● **OBJECTIVE**: Leave out the pictures and repeat the data exactly.

● **Items listed in a dataset**:
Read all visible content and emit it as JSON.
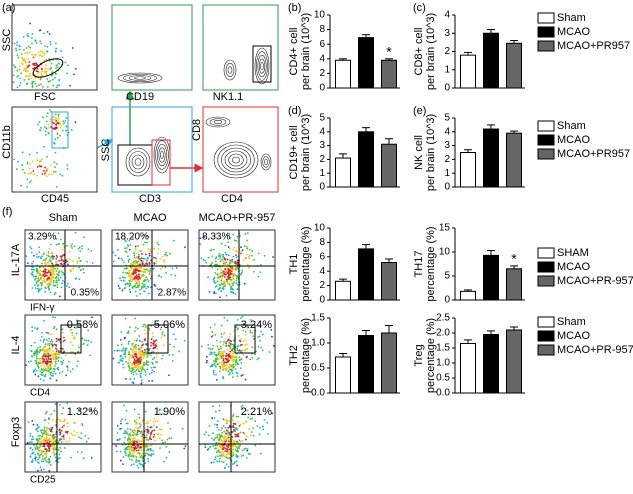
{
  "flow_a": {
    "label": "(a)",
    "texts": [
      "SSC",
      "FSC",
      "CD19",
      "NK1.1",
      "CD11b",
      "CD45",
      "SSC",
      "CD3",
      "CD8",
      "CD4"
    ]
  },
  "flow_f": {
    "label": "(f)",
    "columns": [
      "Sham",
      "MCAO",
      "MCAO+PR-957"
    ],
    "rows": [
      {
        "y_label": "IL-17A",
        "x_label": "IFN-γ",
        "gates": [
          [
            "3.29%",
            "0.35%"
          ],
          [
            "18.20%",
            "2.87%"
          ],
          [
            "8.33%"
          ]
        ]
      },
      {
        "y_label": "IL-4",
        "x_label": "CD4",
        "gates": [
          [
            "0.58%"
          ],
          [
            "5.06%"
          ],
          [
            "3.24%"
          ]
        ]
      },
      {
        "y_label": "Foxp3",
        "x_label": "CD25",
        "gates": [
          [
            "1.32%"
          ],
          [
            "1.90%"
          ],
          [
            "2.21%"
          ]
        ]
      }
    ]
  },
  "chart_data": [
    {
      "type": "bar",
      "label": "(b)",
      "ylabel": [
        "CD4+ cell",
        "per brain (10^3)"
      ],
      "values": [
        3.8,
        6.9,
        3.8
      ],
      "errors": [
        0.2,
        0.4,
        0.2
      ],
      "colors": [
        "#ffffff",
        "#000000",
        "#666666"
      ],
      "annotations": [
        null,
        null,
        "*"
      ],
      "ylim": [
        0,
        10
      ],
      "yticks": [
        0,
        2,
        4,
        6,
        8,
        10
      ]
    },
    {
      "type": "bar",
      "label": "(c)",
      "ylabel": [
        "CD8+ cell",
        "per brain (10^3)"
      ],
      "values": [
        1.8,
        3.0,
        2.45
      ],
      "errors": [
        0.15,
        0.2,
        0.15
      ],
      "colors": [
        "#ffffff",
        "#000000",
        "#666666"
      ],
      "ylim": [
        0,
        4
      ],
      "yticks": [
        0,
        1,
        2,
        3,
        4
      ]
    },
    {
      "type": "bar",
      "label": "(d)",
      "ylabel": [
        "CD19+ cell",
        "per brain (10^3)"
      ],
      "values": [
        2.1,
        4.0,
        3.1
      ],
      "errors": [
        0.3,
        0.3,
        0.4
      ],
      "colors": [
        "#ffffff",
        "#000000",
        "#666666"
      ],
      "ylim": [
        0,
        5
      ],
      "yticks": [
        0,
        1,
        2,
        3,
        4,
        5
      ]
    },
    {
      "type": "bar",
      "label": "(e)",
      "ylabel": [
        "NK cell",
        "per brain (10^3)"
      ],
      "values": [
        2.5,
        4.2,
        3.9
      ],
      "errors": [
        0.2,
        0.3,
        0.15
      ],
      "colors": [
        "#ffffff",
        "#000000",
        "#666666"
      ],
      "ylim": [
        0,
        5
      ],
      "yticks": [
        0,
        1,
        2,
        3,
        4,
        5
      ]
    },
    {
      "type": "bar",
      "ylabel": [
        "TH1",
        "percentage (%)"
      ],
      "values": [
        2.6,
        7.1,
        5.2
      ],
      "errors": [
        0.3,
        0.6,
        0.5
      ],
      "colors": [
        "#ffffff",
        "#000000",
        "#666666"
      ],
      "ylim": [
        0,
        10
      ],
      "yticks": [
        0,
        2,
        4,
        6,
        8,
        10
      ]
    },
    {
      "type": "bar",
      "ylabel": [
        "TH17",
        "percentage (%)"
      ],
      "values": [
        1.8,
        9.3,
        6.5
      ],
      "errors": [
        0.3,
        1.0,
        0.6
      ],
      "colors": [
        "#ffffff",
        "#000000",
        "#666666"
      ],
      "annotations": [
        null,
        null,
        "*"
      ],
      "ylim": [
        0,
        15
      ],
      "yticks": [
        0,
        5,
        10,
        15
      ]
    },
    {
      "type": "bar",
      "ylabel": [
        "TH2",
        "percentage (%)"
      ],
      "values": [
        0.72,
        1.15,
        1.2
      ],
      "errors": [
        0.07,
        0.1,
        0.15
      ],
      "colors": [
        "#ffffff",
        "#000000",
        "#666666"
      ],
      "ylim": [
        0,
        1.5
      ],
      "yticks": [
        {
          "value": 0,
          "label": "0.0"
        },
        {
          "value": 0.5,
          "label": "0.5"
        },
        {
          "value": 1,
          "label": "1.0"
        },
        {
          "value": 1.5,
          "label": "1.5"
        }
      ]
    },
    {
      "type": "bar",
      "ylabel": [
        "Treg",
        "percentage (%)"
      ],
      "values": [
        1.65,
        1.95,
        2.1
      ],
      "errors": [
        0.12,
        0.12,
        0.1
      ],
      "colors": [
        "#ffffff",
        "#000000",
        "#666666"
      ],
      "ylim": [
        0,
        2.5
      ],
      "yticks": [
        {
          "value": 0,
          "label": "0.0"
        },
        {
          "value": 0.5,
          "label": "0.5"
        },
        {
          "value": 1,
          "label": "1.0"
        },
        {
          "value": 1.5,
          "label": "1.5"
        },
        {
          "value": 2,
          "label": "2.0"
        },
        {
          "value": 2.5,
          "label": "2.5"
        }
      ]
    }
  ],
  "legends": [
    {
      "entries": [
        "Sham",
        "MCAO",
        "MCAO+PR957"
      ],
      "colors": [
        "#ffffff",
        "#000000",
        "#666666"
      ]
    },
    {
      "entries": [
        "Sham",
        "MCAO",
        "MCAO+PR957"
      ],
      "colors": [
        "#ffffff",
        "#000000",
        "#666666"
      ]
    },
    {
      "entries": [
        "SHAM",
        "MCAO",
        "MCAO+PR-957"
      ],
      "colors": [
        "#ffffff",
        "#000000",
        "#666666"
      ]
    },
    {
      "entries": [
        "Sham",
        "MCAO",
        "MCAO+PR-957"
      ],
      "colors": [
        "#ffffff",
        "#000000",
        "#666666"
      ]
    }
  ]
}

● **SOLUTION FOR THIS EXERCISE**:
Read all visible content and emit it as JSON.
{
  "flow_a": {
    "label": "(a)",
    "texts": [
      "SSC",
      "FSC",
      "CD19",
      "NK1.1",
      "CD11b",
      "CD45",
      "SSC",
      "CD3",
      "CD8",
      "CD4"
    ]
  },
  "flow_f": {
    "label": "(f)",
    "columns": [
      "Sham",
      "MCAO",
      "MCAO+PR-957"
    ],
    "rows": [
      {
        "y_label": "IL-17A",
        "x_label": "IFN-γ",
        "gates": [
          [
            "3.29%",
            "0.35%"
          ],
          [
            "18.20%",
            "2.87%"
          ],
          [
            "8.33%"
          ]
        ]
      },
      {
        "y_label": "IL-4",
        "x_label": "CD4",
        "gates": [
          [
            "0.58%"
          ],
          [
            "5.06%"
          ],
          [
            "3.24%"
          ]
        ]
      },
      {
        "y_label": "Foxp3",
        "x_label": "CD25",
        "gates": [
          [
            "1.32%"
          ],
          [
            "1.90%"
          ],
          [
            "2.21%"
          ]
        ]
      }
    ]
  },
  "chart_data": [
    {
      "type": "bar",
      "label": "(b)",
      "ylabel": [
        "CD4+ cell",
        "per brain (10^3)"
      ],
      "values": [
        3.8,
        6.9,
        3.8
      ],
      "errors": [
        0.2,
        0.4,
        0.2
      ],
      "colors": [
        "#ffffff",
        "#000000",
        "#666666"
      ],
      "annotations": [
        null,
        null,
        "*"
      ],
      "ylim": [
        0,
        10
      ],
      "yticks": [
        0,
        2,
        4,
        6,
        8,
        10
      ]
    },
    {
      "type": "bar",
      "label": "(c)",
      "ylabel": [
        "CD8+ cell",
        "per brain (10^3)"
      ],
      "values": [
        1.8,
        3.0,
        2.45
      ],
      "errors": [
        0.15,
        0.2,
        0.15
      ],
      "colors": [
        "#ffffff",
        "#000000",
        "#666666"
      ],
      "ylim": [
        0,
        4
      ],
      "yticks": [
        0,
        1,
        2,
        3,
        4
      ]
    },
    {
      "type": "bar",
      "label": "(d)",
      "ylabel": [
        "CD19+ cell",
        "per brain (10^3)"
      ],
      "values": [
        2.1,
        4.0,
        3.1
      ],
      "errors": [
        0.3,
        0.3,
        0.4
      ],
      "colors": [
        "#ffffff",
        "#000000",
        "#666666"
      ],
      "ylim": [
        0,
        5
      ],
      "yticks": [
        0,
        1,
        2,
        3,
        4,
        5
      ]
    },
    {
      "type": "bar",
      "label": "(e)",
      "ylabel": [
        "NK cell",
        "per brain (10^3)"
      ],
      "values": [
        2.5,
        4.2,
        3.9
      ],
      "errors": [
        0.2,
        0.3,
        0.15
      ],
      "colors": [
        "#ffffff",
        "#000000",
        "#666666"
      ],
      "ylim": [
        0,
        5
      ],
      "yticks": [
        0,
        1,
        2,
        3,
        4,
        5
      ]
    },
    {
      "type": "bar",
      "ylabel": [
        "TH1",
        "percentage (%)"
      ],
      "values": [
        2.6,
        7.1,
        5.2
      ],
      "errors": [
        0.3,
        0.6,
        0.5
      ],
      "colors": [
        "#ffffff",
        "#000000",
        "#666666"
      ],
      "ylim": [
        0,
        10
      ],
      "yticks": [
        0,
        2,
        4,
        6,
        8,
        10
      ]
    },
    {
      "type": "bar",
      "ylabel": [
        "TH17",
        "percentage (%)"
      ],
      "values": [
        1.8,
        9.3,
        6.5
      ],
      "errors": [
        0.3,
        1.0,
        0.6
      ],
      "colors": [
        "#ffffff",
        "#000000",
        "#666666"
      ],
      "annotations": [
        null,
        null,
        "*"
      ],
      "ylim": [
        0,
        15
      ],
      "yticks": [
        0,
        5,
        10,
        15
      ]
    },
    {
      "type": "bar",
      "ylabel": [
        "TH2",
        "percentage (%)"
      ],
      "values": [
        0.72,
        1.15,
        1.2
      ],
      "errors": [
        0.07,
        0.1,
        0.15
      ],
      "colors": [
        "#ffffff",
        "#000000",
        "#666666"
      ],
      "ylim": [
        0,
        1.5
      ],
      "yticks": [
        {
          "value": 0,
          "label": "0.0"
        },
        {
          "value": 0.5,
          "label": "0.5"
        },
        {
          "value": 1,
          "label": "1.0"
        },
        {
          "value": 1.5,
          "label": "1.5"
        }
      ]
    },
    {
      "type": "bar",
      "ylabel": [
        "Treg",
        "percentage (%)"
      ],
      "values": [
        1.65,
        1.95,
        2.1
      ],
      "errors": [
        0.12,
        0.12,
        0.1
      ],
      "colors": [
        "#ffffff",
        "#000000",
        "#666666"
      ],
      "ylim": [
        0,
        2.5
      ],
      "yticks": [
        {
          "value": 0,
          "label": "0.0"
        },
        {
          "value": 0.5,
          "label": "0.5"
        },
        {
          "value": 1,
          "label": "1.0"
        },
        {
          "value": 1.5,
          "label": "1.5"
        },
        {
          "value": 2,
          "label": "2.0"
        },
        {
          "value": 2.5,
          "label": "2.5"
        }
      ]
    }
  ],
  "legends": [
    {
      "entries": [
        "Sham",
        "MCAO",
        "MCAO+PR957"
      ],
      "colors": [
        "#ffffff",
        "#000000",
        "#666666"
      ]
    },
    {
      "entries": [
        "Sham",
        "MCAO",
        "MCAO+PR957"
      ],
      "colors": [
        "#ffffff",
        "#000000",
        "#666666"
      ]
    },
    {
      "entries": [
        "SHAM",
        "MCAO",
        "MCAO+PR-957"
      ],
      "colors": [
        "#ffffff",
        "#000000",
        "#666666"
      ]
    },
    {
      "entries": [
        "Sham",
        "MCAO",
        "MCAO+PR-957"
      ],
      "colors": [
        "#ffffff",
        "#000000",
        "#666666"
      ]
    }
  ]
}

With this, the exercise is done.